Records

┌──

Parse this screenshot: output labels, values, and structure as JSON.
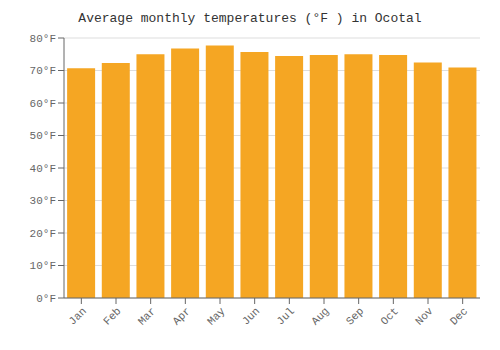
{
  "chart_data": {
    "type": "bar",
    "title": "Average monthly temperatures (°F ) in Ocotal",
    "categories": [
      "Jan",
      "Feb",
      "Mar",
      "Apr",
      "May",
      "Jun",
      "Jul",
      "Aug",
      "Sep",
      "Oct",
      "Nov",
      "Dec"
    ],
    "values": [
      70.7,
      72.3,
      75.0,
      76.8,
      77.7,
      75.7,
      74.5,
      74.8,
      75.0,
      74.8,
      72.5,
      70.9
    ],
    "color": "#F5A623",
    "ylim": [
      0,
      80
    ],
    "yticks": [
      {
        "value": 0,
        "label": "0°F"
      },
      {
        "value": 10,
        "label": "10°F"
      },
      {
        "value": 20,
        "label": "20°F"
      },
      {
        "value": 30,
        "label": "30°F"
      },
      {
        "value": 40,
        "label": "40°F"
      },
      {
        "value": 50,
        "label": "50°F"
      },
      {
        "value": 60,
        "label": "60°F"
      },
      {
        "value": 70,
        "label": "70°F"
      },
      {
        "value": 80,
        "label": "80°F"
      }
    ],
    "grid": true
  }
}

└──

▶ WORK TO DO:
From the material given, work out how many lines hold the string "values"; state that number and nothing further.

▶ TASK RESPONSE:
2